- Stated task: Every record below should be written out exactly; pictures stay out.

--- START Record set ---

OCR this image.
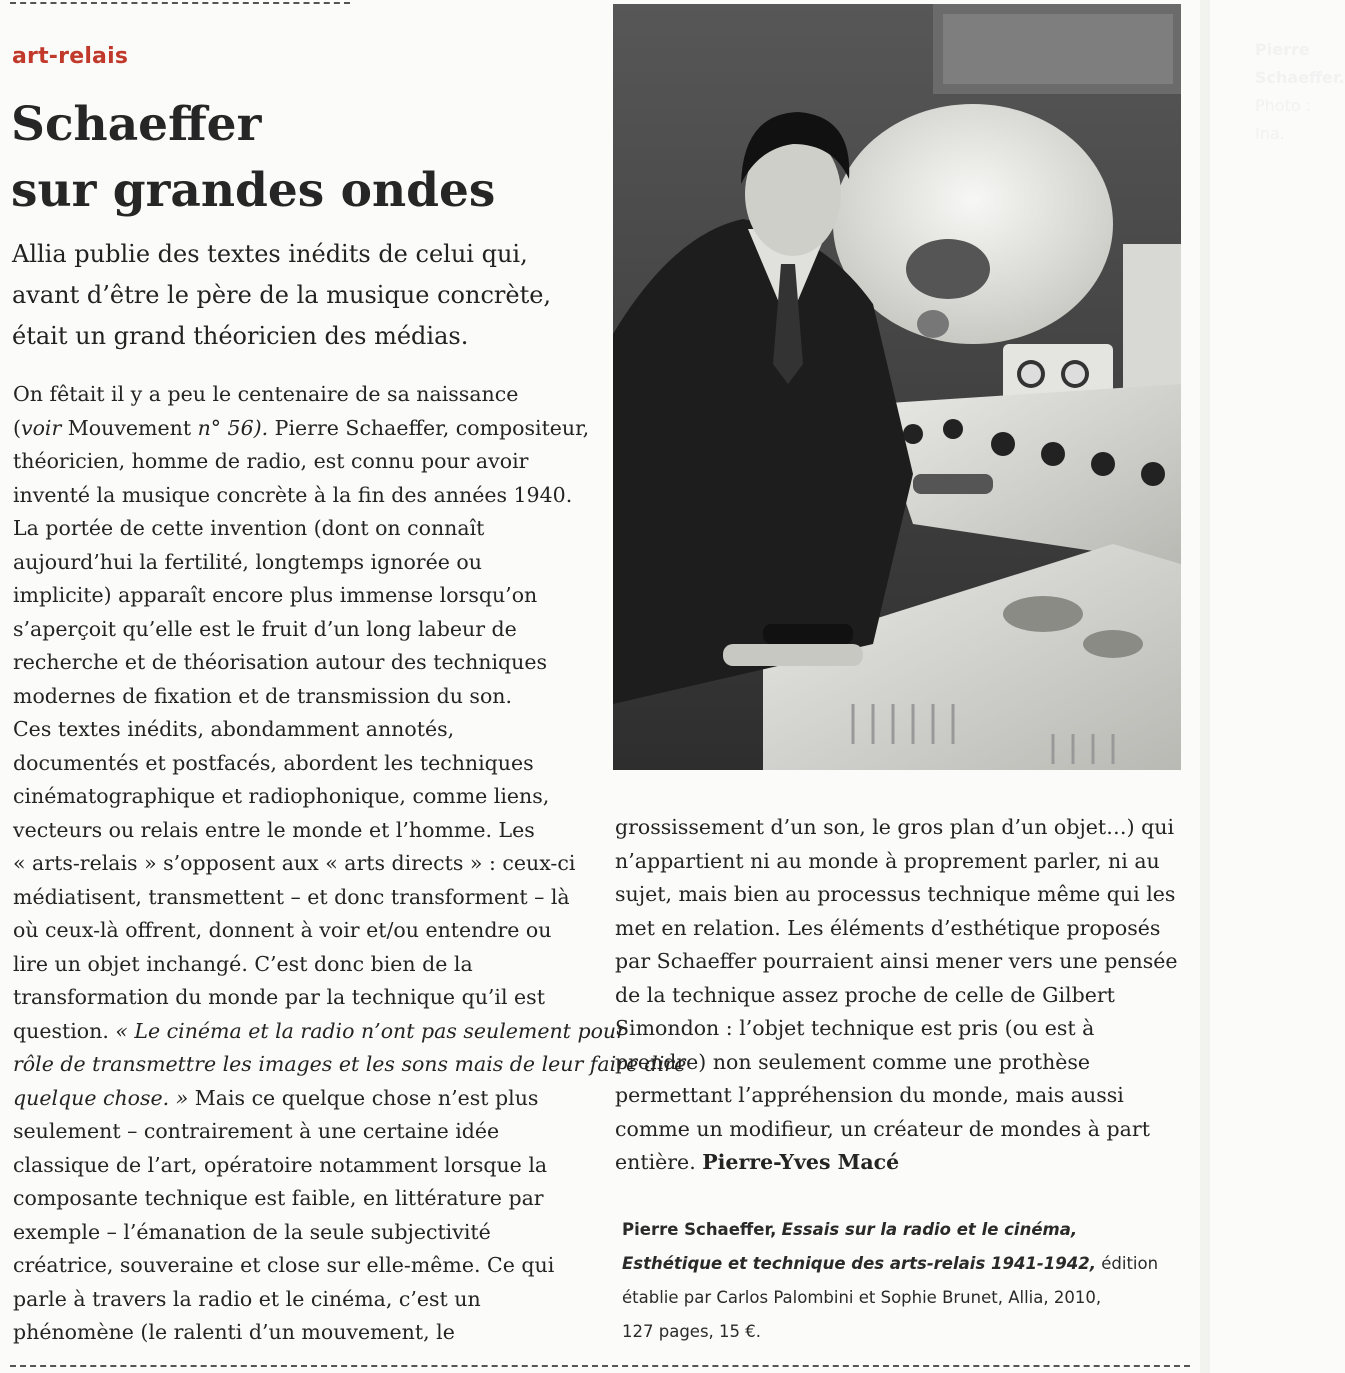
art-relais
Schaeffer
sur grandes ondes

Allia publie des textes inédits de celui qui,
avant d’être le père de la musique concrète,
était un grand théoricien des médias.

Pierre Schaeffer.
Photo : Ina.
On fêtait il y a peu le centenaire de sa naissance
(voir Mouvement n° 56). Pierre Schaeffer, compositeur,
théoricien, homme de radio, est connu pour avoir
inventé la musique concrète à la fin des années 1940.
La portée de cette invention (dont on connaît
aujourd’hui la fertilité, longtemps ignorée ou
implicite) apparaît encore plus immense lorsqu’on
s’aperçoit qu’elle est le fruit d’un long labeur de
recherche et de théorisation autour des techniques
modernes de fixation et de transmission du son.
Ces textes inédits, abondamment annotés,
documentés et postfacés, abordent les techniques
cinématographique et radiophonique, comme liens,
vecteurs ou relais entre le monde et l’homme. Les
« arts-relais » s’opposent aux « arts directs » : ceux-ci
médiatisent, transmettent – et donc transforment – là
où ceux-là offrent, donnent à voir et/ou entendre ou
lire un objet inchangé. C’est donc bien de la
transformation du monde par la technique qu’il est
question. « Le cinéma et la radio n’ont pas seulement pour
rôle de transmettre les images et les sons mais de leur faire dire
quelque chose. » Mais ce quelque chose n’est plus
seulement – contrairement à une certaine idée
classique de l’art, opératoire notamment lorsque la
composante technique est faible, en littérature par
exemple – l’émanation de la seule subjectivité
créatrice, souveraine et close sur elle-même. Ce qui
parle à travers la radio et le cinéma, c’est un
phénomène (le ralenti d’un mouvement, le
grossissement d’un son, le gros plan d’un objet…) qui
n’appartient ni au monde à proprement parler, ni au
sujet, mais bien au processus technique même qui les
met en relation. Les éléments d’esthétique proposés
par Schaeffer pourraient ainsi mener vers une pensée
de la technique assez proche de celle de Gilbert
Simondon : l’objet technique est pris (ou est à
prendre) non seulement comme une prothèse
permettant l’appréhension du monde, mais aussi
comme un modifieur, un créateur de mondes à part
entière. Pierre-Yves Macé
Pierre Schaeffer, Essais sur la radio et le cinéma,
Esthétique et technique des arts-relais 1941-1942, édition
établie par Carlos Palombini et Sophie Brunet, Allia, 2010,
127 pages, 15 €.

--- END Record set ---

- Written solution:
OCR this image.
art-relais
Schaeffer
sur grandes ondes

Allia publie des textes inédits de celui qui,
avant d’être le père de la musique concrète,
était un grand théoricien des médias.

Pierre Schaeffer.
Photo : Ina.
On fêtait il y a peu le centenaire de sa naissance
(voir Mouvement n° 56). Pierre Schaeffer, compositeur,
théoricien, homme de radio, est connu pour avoir
inventé la musique concrète à la fin des années 1940.
La portée de cette invention (dont on connaît
aujourd’hui la fertilité, longtemps ignorée ou
implicite) apparaît encore plus immense lorsqu’on
s’aperçoit qu’elle est le fruit d’un long labeur de
recherche et de théorisation autour des techniques
modernes de fixation et de transmission du son.
Ces textes inédits, abondamment annotés,
documentés et postfacés, abordent les techniques
cinématographique et radiophonique, comme liens,
vecteurs ou relais entre le monde et l’homme. Les
« arts-relais » s’opposent aux « arts directs » : ceux-ci
médiatisent, transmettent – et donc transforment – là
où ceux-là offrent, donnent à voir et/ou entendre ou
lire un objet inchangé. C’est donc bien de la
transformation du monde par la technique qu’il est
question. « Le cinéma et la radio n’ont pas seulement pour
rôle de transmettre les images et les sons mais de leur faire dire
quelque chose. » Mais ce quelque chose n’est plus
seulement – contrairement à une certaine idée
classique de l’art, opératoire notamment lorsque la
composante technique est faible, en littérature par
exemple – l’émanation de la seule subjectivité
créatrice, souveraine et close sur elle-même. Ce qui
parle à travers la radio et le cinéma, c’est un
phénomène (le ralenti d’un mouvement, le
grossissement d’un son, le gros plan d’un objet…) qui
n’appartient ni au monde à proprement parler, ni au
sujet, mais bien au processus technique même qui les
met en relation. Les éléments d’esthétique proposés
par Schaeffer pourraient ainsi mener vers une pensée
de la technique assez proche de celle de Gilbert
Simondon : l’objet technique est pris (ou est à
prendre) non seulement comme une prothèse
permettant l’appréhension du monde, mais aussi
comme un modifieur, un créateur de mondes à part
entière. Pierre-Yves Macé
Pierre Schaeffer, Essais sur la radio et le cinéma,
Esthétique et technique des arts-relais 1941-1942, édition
établie par Carlos Palombini et Sophie Brunet, Allia, 2010,
127 pages, 15 €.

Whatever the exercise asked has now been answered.